— BEGIN Data shown —

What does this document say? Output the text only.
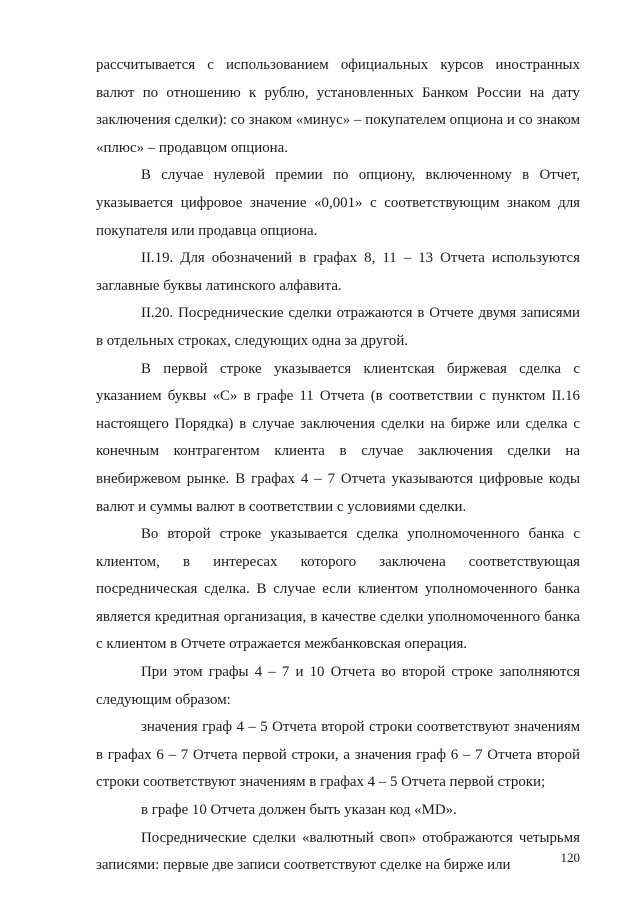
рассчитывается с использованием официальных курсов иностранных валют по отношению к рублю, установленных Банком России на дату заключения сделки): со знаком «минус» – покупателем опциона и со знаком «плюс» – продавцом опциона.

В случае нулевой премии по опциону, включенному в Отчет, указывается цифровое значение «0,001» с соответствующим знаком для покупателя или продавца опциона.

II.19. Для обозначений в графах 8, 11 – 13 Отчета используются заглавные буквы латинского алфавита.

II.20. Посреднические сделки отражаются в Отчете двумя записями в отдельных строках, следующих одна за другой.

В первой строке указывается клиентская биржевая сделка с указанием буквы «С» в графе 11 Отчета (в соответствии с пунктом II.16 настоящего Порядка) в случае заключения сделки на бирже или сделка с конечным контрагентом клиента в случае заключения сделки на внебиржевом рынке. В графах 4 – 7 Отчета указываются цифровые коды валют и суммы валют в соответствии с условиями сделки.

Во второй строке указывается сделка уполномоченного банка с клиентом, в интересах которого заключена соответствующая посредническая сделка. В случае если клиентом уполномоченного банка является кредитная организация, в качестве сделки уполномоченного банка с клиентом в Отчете отражается межбанковская операция.

При этом графы 4 – 7 и 10 Отчета во второй строке заполняются следующим образом:

значения граф 4 – 5 Отчета второй строки соответствуют значениям в графах 6 – 7 Отчета первой строки, а значения граф 6 – 7 Отчета второй строки соответствуют значениям в графах 4 – 5 Отчета первой строки;

в графе 10 Отчета должен быть указан код «MD».

Посреднические сделки «валютный своп» отображаются четырьмя записями: первые две записи соответствуют сделке на бирже или	120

— END Data shown —

**The task**
Extract, from the listing above, every line where the string "записями" occurs.

**Written response**
II.20. Посреднические сделки отражаются в Отчете двумя записями в отдельных строках, следующих одна за другой.
Посреднические сделки «валютный своп» отображаются четырьмя записями: первые две записи соответствуют сделке на бирже или	120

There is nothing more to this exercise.